(Data records)
^^^^^^^^^^^^^^^^
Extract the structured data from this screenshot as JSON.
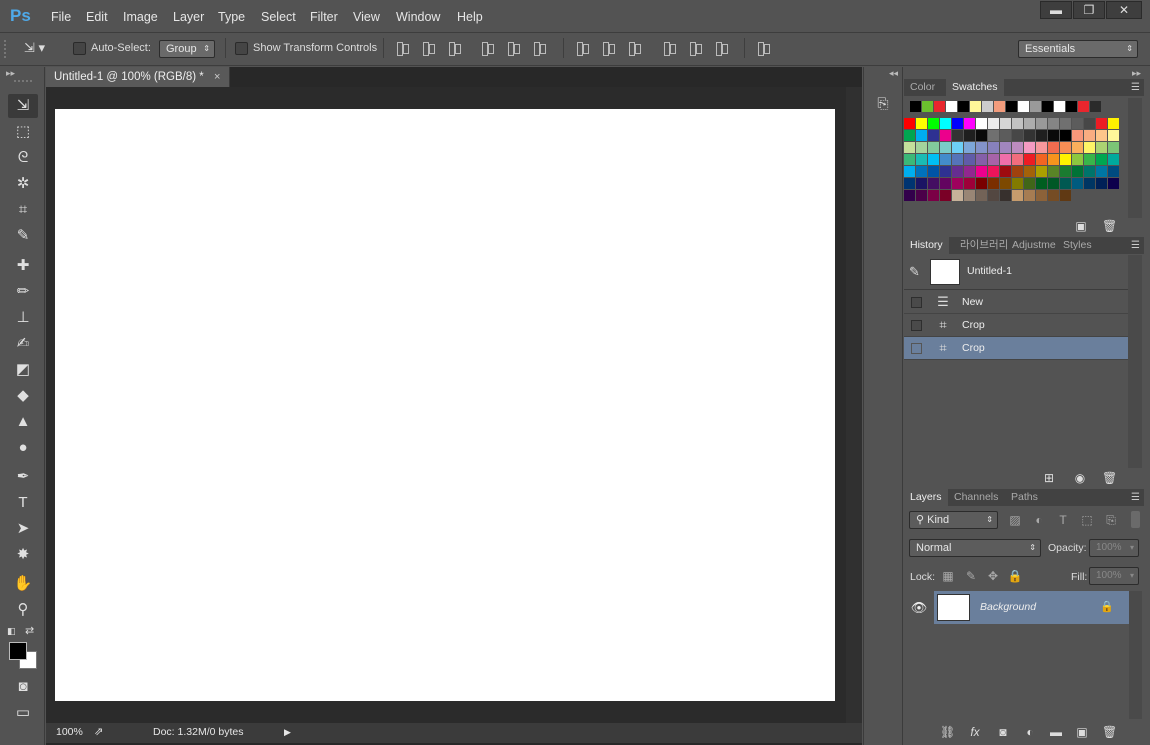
{
  "app": {
    "logo": "Ps"
  },
  "menus": [
    "File",
    "Edit",
    "Image",
    "Layer",
    "Type",
    "Select",
    "Filter",
    "View",
    "Window",
    "Help"
  ],
  "window_controls": {
    "minimize": "▬",
    "restore": "❐",
    "close": "✕"
  },
  "options_bar": {
    "auto_select_label": "Auto-Select:",
    "auto_select_value": "Group",
    "show_transform_label": "Show Transform Controls",
    "workspace": "Essentials"
  },
  "document": {
    "tab_title": "Untitled-1 @ 100% (RGB/8) *",
    "close_icon": "×",
    "zoom": "100%",
    "doc_info": "Doc: 1.32M/0 bytes"
  },
  "swatches_panel": {
    "tabs": [
      "Color",
      "Swatches"
    ],
    "active_tab": "Swatches",
    "recent_colors": [
      "#000000",
      "#6bbf2e",
      "#e8262d",
      "#ffffff",
      "#000000",
      "#fff799",
      "#cccccc",
      "#f29c7d",
      "#000000",
      "#ffffff",
      "#9a9a9a",
      "#000000",
      "#ffffff",
      "#000000",
      "#e8262d",
      "#2b2b2b"
    ],
    "colors": [
      [
        "#ff0000",
        "#ffff00",
        "#00ff00",
        "#00ffff",
        "#0000ff",
        "#ff00ff",
        "#ffffff",
        "#ebebeb",
        "#d6d6d6",
        "#c2c2c2",
        "#adadad",
        "#999999",
        "#858585",
        "#707070",
        "#5c5c5c",
        "#474747",
        "#ed1c24",
        "#fff200"
      ],
      [
        "#00a651",
        "#00aeef",
        "#2e3192",
        "#ec008c",
        "#333333",
        "#1f1f1f",
        "#0a0a0a",
        "#707070",
        "#5c5c5c",
        "#474747",
        "#333333",
        "#1f1f1f",
        "#0a0a0a",
        "#000000",
        "#f7977a",
        "#f9ad81",
        "#fdc68a",
        "#fff79a"
      ],
      [
        "#c4df9b",
        "#a3d39c",
        "#82ca9c",
        "#7accc8",
        "#6dcff6",
        "#7da7d9",
        "#8393ca",
        "#8781bd",
        "#a186be",
        "#bd8cbf",
        "#f49ac2",
        "#f6989d",
        "#f26c4f",
        "#f68e55",
        "#fbaf5c",
        "#fff467",
        "#acd372",
        "#7cc576"
      ],
      [
        "#3bb878",
        "#1abbb4",
        "#00bff3",
        "#438ccb",
        "#5574b9",
        "#605ca8",
        "#855fa8",
        "#a763a8",
        "#f06ea9",
        "#f26d7d",
        "#ed1c24",
        "#f26522",
        "#f7941d",
        "#fff200",
        "#8dc73f",
        "#39b54a",
        "#00a651",
        "#00a99d"
      ],
      [
        "#00aeef",
        "#0072bc",
        "#0054a6",
        "#2e3192",
        "#662d91",
        "#92278f",
        "#ec008c",
        "#ed145b",
        "#9e0b0f",
        "#a0410d",
        "#a36209",
        "#aba000",
        "#598527",
        "#1a7b30",
        "#007236",
        "#00746b",
        "#0076a3",
        "#004b80"
      ],
      [
        "#003471",
        "#1b1464",
        "#440e62",
        "#630460",
        "#9e005d",
        "#9e0039",
        "#790000",
        "#7b2e00",
        "#7d4900",
        "#827b00",
        "#406618",
        "#005e20",
        "#005826",
        "#005952",
        "#005b7f",
        "#003663",
        "#002157",
        "#0d004c"
      ],
      [
        "#32004b",
        "#4b0049",
        "#7b0046",
        "#7a0026",
        "#c7b299",
        "#998675",
        "#736357",
        "#534741",
        "#37302d",
        "#c69c6d",
        "#a67c52",
        "#8c6239",
        "#754c24",
        "#603913"
      ]
    ],
    "footer_icons": [
      "new-swatch-icon",
      "trash-icon"
    ]
  },
  "history_panel": {
    "tabs": [
      "History",
      "라이브러리",
      "Adjustme",
      "Styles"
    ],
    "active_tab": "History",
    "snapshot_label": "Untitled-1",
    "items": [
      {
        "label": "New",
        "icon": "☰",
        "selected": false
      },
      {
        "label": "Crop",
        "icon": "⌗",
        "selected": false
      },
      {
        "label": "Crop",
        "icon": "⌗",
        "selected": true
      }
    ]
  },
  "layers_panel": {
    "tabs": [
      "Layers",
      "Channels",
      "Paths"
    ],
    "active_tab": "Layers",
    "filter_kind": "Kind",
    "blend_mode": "Normal",
    "opacity_label": "Opacity:",
    "opacity_value": "100%",
    "lock_label": "Lock:",
    "fill_label": "Fill:",
    "fill_value": "100%",
    "layers": [
      {
        "name": "Background",
        "visible": true,
        "locked": true
      }
    ],
    "footer_icons": [
      "link-layers-icon",
      "fx-icon",
      "mask-icon",
      "adjustment-icon",
      "group-icon",
      "new-layer-icon",
      "trash-icon"
    ]
  }
}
^^^^^^^^^^^^^^^^
- The request:
Write the material out again exactly as it appears, dropping the pictures.

- Answer in full:
Extract the structured data from this screenshot as JSON.
{
  "app": {
    "logo": "Ps"
  },
  "menus": [
    "File",
    "Edit",
    "Image",
    "Layer",
    "Type",
    "Select",
    "Filter",
    "View",
    "Window",
    "Help"
  ],
  "window_controls": {
    "minimize": "▬",
    "restore": "❐",
    "close": "✕"
  },
  "options_bar": {
    "auto_select_label": "Auto-Select:",
    "auto_select_value": "Group",
    "show_transform_label": "Show Transform Controls",
    "workspace": "Essentials"
  },
  "document": {
    "tab_title": "Untitled-1 @ 100% (RGB/8) *",
    "close_icon": "×",
    "zoom": "100%",
    "doc_info": "Doc: 1.32M/0 bytes"
  },
  "swatches_panel": {
    "tabs": [
      "Color",
      "Swatches"
    ],
    "active_tab": "Swatches",
    "recent_colors": [
      "#000000",
      "#6bbf2e",
      "#e8262d",
      "#ffffff",
      "#000000",
      "#fff799",
      "#cccccc",
      "#f29c7d",
      "#000000",
      "#ffffff",
      "#9a9a9a",
      "#000000",
      "#ffffff",
      "#000000",
      "#e8262d",
      "#2b2b2b"
    ],
    "colors": [
      [
        "#ff0000",
        "#ffff00",
        "#00ff00",
        "#00ffff",
        "#0000ff",
        "#ff00ff",
        "#ffffff",
        "#ebebeb",
        "#d6d6d6",
        "#c2c2c2",
        "#adadad",
        "#999999",
        "#858585",
        "#707070",
        "#5c5c5c",
        "#474747",
        "#ed1c24",
        "#fff200"
      ],
      [
        "#00a651",
        "#00aeef",
        "#2e3192",
        "#ec008c",
        "#333333",
        "#1f1f1f",
        "#0a0a0a",
        "#707070",
        "#5c5c5c",
        "#474747",
        "#333333",
        "#1f1f1f",
        "#0a0a0a",
        "#000000",
        "#f7977a",
        "#f9ad81",
        "#fdc68a",
        "#fff79a"
      ],
      [
        "#c4df9b",
        "#a3d39c",
        "#82ca9c",
        "#7accc8",
        "#6dcff6",
        "#7da7d9",
        "#8393ca",
        "#8781bd",
        "#a186be",
        "#bd8cbf",
        "#f49ac2",
        "#f6989d",
        "#f26c4f",
        "#f68e55",
        "#fbaf5c",
        "#fff467",
        "#acd372",
        "#7cc576"
      ],
      [
        "#3bb878",
        "#1abbb4",
        "#00bff3",
        "#438ccb",
        "#5574b9",
        "#605ca8",
        "#855fa8",
        "#a763a8",
        "#f06ea9",
        "#f26d7d",
        "#ed1c24",
        "#f26522",
        "#f7941d",
        "#fff200",
        "#8dc73f",
        "#39b54a",
        "#00a651",
        "#00a99d"
      ],
      [
        "#00aeef",
        "#0072bc",
        "#0054a6",
        "#2e3192",
        "#662d91",
        "#92278f",
        "#ec008c",
        "#ed145b",
        "#9e0b0f",
        "#a0410d",
        "#a36209",
        "#aba000",
        "#598527",
        "#1a7b30",
        "#007236",
        "#00746b",
        "#0076a3",
        "#004b80"
      ],
      [
        "#003471",
        "#1b1464",
        "#440e62",
        "#630460",
        "#9e005d",
        "#9e0039",
        "#790000",
        "#7b2e00",
        "#7d4900",
        "#827b00",
        "#406618",
        "#005e20",
        "#005826",
        "#005952",
        "#005b7f",
        "#003663",
        "#002157",
        "#0d004c"
      ],
      [
        "#32004b",
        "#4b0049",
        "#7b0046",
        "#7a0026",
        "#c7b299",
        "#998675",
        "#736357",
        "#534741",
        "#37302d",
        "#c69c6d",
        "#a67c52",
        "#8c6239",
        "#754c24",
        "#603913"
      ]
    ],
    "footer_icons": [
      "new-swatch-icon",
      "trash-icon"
    ]
  },
  "history_panel": {
    "tabs": [
      "History",
      "라이브러리",
      "Adjustme",
      "Styles"
    ],
    "active_tab": "History",
    "snapshot_label": "Untitled-1",
    "items": [
      {
        "label": "New",
        "icon": "☰",
        "selected": false
      },
      {
        "label": "Crop",
        "icon": "⌗",
        "selected": false
      },
      {
        "label": "Crop",
        "icon": "⌗",
        "selected": true
      }
    ]
  },
  "layers_panel": {
    "tabs": [
      "Layers",
      "Channels",
      "Paths"
    ],
    "active_tab": "Layers",
    "filter_kind": "Kind",
    "blend_mode": "Normal",
    "opacity_label": "Opacity:",
    "opacity_value": "100%",
    "lock_label": "Lock:",
    "fill_label": "Fill:",
    "fill_value": "100%",
    "layers": [
      {
        "name": "Background",
        "visible": true,
        "locked": true
      }
    ],
    "footer_icons": [
      "link-layers-icon",
      "fx-icon",
      "mask-icon",
      "adjustment-icon",
      "group-icon",
      "new-layer-icon",
      "trash-icon"
    ]
  }
}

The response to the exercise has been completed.